#### Given request
Search the data below for the string "福州印象". Extract every line that contains it.

◆ ◆ ◆ ◆ ◆

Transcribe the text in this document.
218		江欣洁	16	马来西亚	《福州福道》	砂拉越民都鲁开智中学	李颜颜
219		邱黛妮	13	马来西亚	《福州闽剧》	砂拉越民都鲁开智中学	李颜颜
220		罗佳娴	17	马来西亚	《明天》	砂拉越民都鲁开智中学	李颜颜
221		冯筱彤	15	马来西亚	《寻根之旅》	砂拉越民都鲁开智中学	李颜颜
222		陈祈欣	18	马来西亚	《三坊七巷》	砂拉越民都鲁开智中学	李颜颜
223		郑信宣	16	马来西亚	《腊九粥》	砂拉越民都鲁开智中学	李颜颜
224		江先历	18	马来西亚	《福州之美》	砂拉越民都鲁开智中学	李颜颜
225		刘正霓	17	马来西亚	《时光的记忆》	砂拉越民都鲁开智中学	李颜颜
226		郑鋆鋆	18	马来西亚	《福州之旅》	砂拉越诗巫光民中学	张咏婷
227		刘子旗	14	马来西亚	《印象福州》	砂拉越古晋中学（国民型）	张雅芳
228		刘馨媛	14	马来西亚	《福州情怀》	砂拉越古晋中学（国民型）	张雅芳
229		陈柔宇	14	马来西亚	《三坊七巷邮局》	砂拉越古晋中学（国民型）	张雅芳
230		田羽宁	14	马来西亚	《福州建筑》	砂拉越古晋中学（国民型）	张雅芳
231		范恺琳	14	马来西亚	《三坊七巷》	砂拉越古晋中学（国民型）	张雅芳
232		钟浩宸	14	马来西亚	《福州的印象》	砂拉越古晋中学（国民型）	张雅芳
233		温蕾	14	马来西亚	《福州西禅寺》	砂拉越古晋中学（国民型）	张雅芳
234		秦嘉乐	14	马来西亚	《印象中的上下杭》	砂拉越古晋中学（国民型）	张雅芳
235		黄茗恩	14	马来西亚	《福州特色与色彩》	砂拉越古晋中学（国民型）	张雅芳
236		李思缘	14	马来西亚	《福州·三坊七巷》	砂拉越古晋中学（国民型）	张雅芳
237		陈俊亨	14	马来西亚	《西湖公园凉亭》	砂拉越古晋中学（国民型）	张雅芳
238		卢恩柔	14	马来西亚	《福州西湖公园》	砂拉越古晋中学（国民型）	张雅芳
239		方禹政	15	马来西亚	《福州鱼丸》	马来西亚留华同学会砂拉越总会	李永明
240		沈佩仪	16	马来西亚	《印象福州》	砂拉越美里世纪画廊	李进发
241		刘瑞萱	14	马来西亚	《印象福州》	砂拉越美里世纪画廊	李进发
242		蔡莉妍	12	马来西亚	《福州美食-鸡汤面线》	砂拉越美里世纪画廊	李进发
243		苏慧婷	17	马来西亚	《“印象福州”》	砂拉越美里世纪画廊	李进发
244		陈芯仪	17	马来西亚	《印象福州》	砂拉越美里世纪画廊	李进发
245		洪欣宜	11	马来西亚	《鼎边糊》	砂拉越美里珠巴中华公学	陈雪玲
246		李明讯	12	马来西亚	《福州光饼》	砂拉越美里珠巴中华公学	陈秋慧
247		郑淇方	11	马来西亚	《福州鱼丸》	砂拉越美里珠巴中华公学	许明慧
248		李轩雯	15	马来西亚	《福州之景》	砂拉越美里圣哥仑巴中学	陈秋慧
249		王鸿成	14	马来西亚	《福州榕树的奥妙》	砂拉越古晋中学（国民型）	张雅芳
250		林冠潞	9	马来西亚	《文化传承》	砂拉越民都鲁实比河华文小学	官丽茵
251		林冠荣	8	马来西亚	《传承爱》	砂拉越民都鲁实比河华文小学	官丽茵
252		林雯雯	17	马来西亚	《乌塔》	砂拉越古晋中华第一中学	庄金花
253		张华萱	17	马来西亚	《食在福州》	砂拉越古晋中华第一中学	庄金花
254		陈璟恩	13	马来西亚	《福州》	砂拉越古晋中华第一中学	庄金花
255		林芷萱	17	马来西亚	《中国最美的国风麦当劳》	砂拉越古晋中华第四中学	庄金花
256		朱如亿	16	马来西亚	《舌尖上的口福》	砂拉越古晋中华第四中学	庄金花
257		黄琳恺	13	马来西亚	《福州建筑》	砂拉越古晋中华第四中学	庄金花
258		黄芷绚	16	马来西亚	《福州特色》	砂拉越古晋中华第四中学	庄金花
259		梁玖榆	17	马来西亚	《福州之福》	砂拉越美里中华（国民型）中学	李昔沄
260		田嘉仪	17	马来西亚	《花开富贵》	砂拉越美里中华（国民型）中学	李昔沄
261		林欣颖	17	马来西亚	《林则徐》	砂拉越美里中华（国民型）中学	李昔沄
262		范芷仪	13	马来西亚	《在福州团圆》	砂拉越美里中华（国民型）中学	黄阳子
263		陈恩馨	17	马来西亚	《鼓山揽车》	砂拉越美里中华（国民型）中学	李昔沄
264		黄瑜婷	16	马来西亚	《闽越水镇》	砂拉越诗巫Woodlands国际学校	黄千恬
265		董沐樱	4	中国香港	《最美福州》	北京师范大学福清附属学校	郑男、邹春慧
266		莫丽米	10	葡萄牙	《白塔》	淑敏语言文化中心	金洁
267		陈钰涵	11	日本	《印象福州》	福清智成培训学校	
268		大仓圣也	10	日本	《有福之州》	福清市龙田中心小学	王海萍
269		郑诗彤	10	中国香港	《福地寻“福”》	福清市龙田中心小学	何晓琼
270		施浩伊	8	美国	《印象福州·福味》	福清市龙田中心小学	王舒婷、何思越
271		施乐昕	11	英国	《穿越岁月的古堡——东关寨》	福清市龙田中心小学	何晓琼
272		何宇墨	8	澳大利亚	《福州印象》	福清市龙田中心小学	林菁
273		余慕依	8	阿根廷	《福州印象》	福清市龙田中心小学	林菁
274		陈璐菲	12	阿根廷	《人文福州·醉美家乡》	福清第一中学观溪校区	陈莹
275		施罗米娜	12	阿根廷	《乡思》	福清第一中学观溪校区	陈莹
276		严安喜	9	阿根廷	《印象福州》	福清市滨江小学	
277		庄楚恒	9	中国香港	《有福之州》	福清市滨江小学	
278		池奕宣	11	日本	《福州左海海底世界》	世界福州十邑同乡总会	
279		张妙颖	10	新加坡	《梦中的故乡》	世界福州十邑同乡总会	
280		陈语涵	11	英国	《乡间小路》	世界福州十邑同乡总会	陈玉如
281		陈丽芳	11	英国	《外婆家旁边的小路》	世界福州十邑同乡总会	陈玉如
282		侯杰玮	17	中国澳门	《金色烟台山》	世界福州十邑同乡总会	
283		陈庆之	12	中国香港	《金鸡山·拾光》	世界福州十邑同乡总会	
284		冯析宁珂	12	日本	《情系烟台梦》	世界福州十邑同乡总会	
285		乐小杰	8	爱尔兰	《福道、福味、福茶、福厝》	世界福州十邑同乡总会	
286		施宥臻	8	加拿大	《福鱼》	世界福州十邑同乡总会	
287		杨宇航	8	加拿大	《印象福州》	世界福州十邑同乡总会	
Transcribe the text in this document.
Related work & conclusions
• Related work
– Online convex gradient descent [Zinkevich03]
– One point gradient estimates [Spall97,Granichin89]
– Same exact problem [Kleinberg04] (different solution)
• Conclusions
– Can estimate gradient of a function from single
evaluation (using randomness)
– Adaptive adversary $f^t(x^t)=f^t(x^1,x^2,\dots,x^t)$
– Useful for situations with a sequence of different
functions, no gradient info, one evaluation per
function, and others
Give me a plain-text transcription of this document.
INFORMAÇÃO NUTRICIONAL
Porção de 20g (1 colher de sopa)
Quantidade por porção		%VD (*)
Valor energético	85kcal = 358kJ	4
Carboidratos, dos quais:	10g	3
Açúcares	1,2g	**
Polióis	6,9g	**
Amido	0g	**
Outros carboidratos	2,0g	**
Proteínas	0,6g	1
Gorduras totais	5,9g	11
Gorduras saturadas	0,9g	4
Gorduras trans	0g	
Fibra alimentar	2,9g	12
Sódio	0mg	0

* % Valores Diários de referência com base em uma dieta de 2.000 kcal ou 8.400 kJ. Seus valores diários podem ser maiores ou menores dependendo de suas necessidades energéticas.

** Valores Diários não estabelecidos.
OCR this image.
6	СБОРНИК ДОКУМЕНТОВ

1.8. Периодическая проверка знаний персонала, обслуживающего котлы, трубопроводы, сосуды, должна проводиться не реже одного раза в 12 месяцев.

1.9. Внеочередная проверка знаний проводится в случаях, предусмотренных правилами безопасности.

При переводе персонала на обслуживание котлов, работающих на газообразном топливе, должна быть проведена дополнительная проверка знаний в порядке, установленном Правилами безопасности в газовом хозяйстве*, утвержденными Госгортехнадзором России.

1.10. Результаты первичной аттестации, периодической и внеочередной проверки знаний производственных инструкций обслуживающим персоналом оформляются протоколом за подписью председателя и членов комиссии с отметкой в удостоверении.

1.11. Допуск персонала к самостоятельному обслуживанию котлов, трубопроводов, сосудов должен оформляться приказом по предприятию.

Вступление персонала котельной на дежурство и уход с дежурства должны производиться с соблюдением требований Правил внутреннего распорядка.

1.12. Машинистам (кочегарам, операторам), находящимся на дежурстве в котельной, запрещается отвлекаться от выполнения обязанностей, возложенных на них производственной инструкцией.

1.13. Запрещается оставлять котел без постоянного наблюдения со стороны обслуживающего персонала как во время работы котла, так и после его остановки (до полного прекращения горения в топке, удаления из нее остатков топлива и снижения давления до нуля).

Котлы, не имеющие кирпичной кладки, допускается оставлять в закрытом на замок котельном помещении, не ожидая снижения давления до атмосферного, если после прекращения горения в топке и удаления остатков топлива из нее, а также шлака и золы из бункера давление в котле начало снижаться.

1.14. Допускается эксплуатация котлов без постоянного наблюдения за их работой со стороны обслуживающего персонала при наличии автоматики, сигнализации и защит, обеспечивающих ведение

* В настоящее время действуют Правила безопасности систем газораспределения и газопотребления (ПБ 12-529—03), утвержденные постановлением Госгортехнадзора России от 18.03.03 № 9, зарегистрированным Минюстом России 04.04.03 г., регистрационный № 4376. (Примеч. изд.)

◆ ◆ ◆ ◆ ◆

#### Task answer
272		何宇墨	8	澳大利亚	《福州印象》	福清市龙田中心小学	林菁
273		余慕依	8	阿根廷	《福州印象》	福清市龙田中心小学	林菁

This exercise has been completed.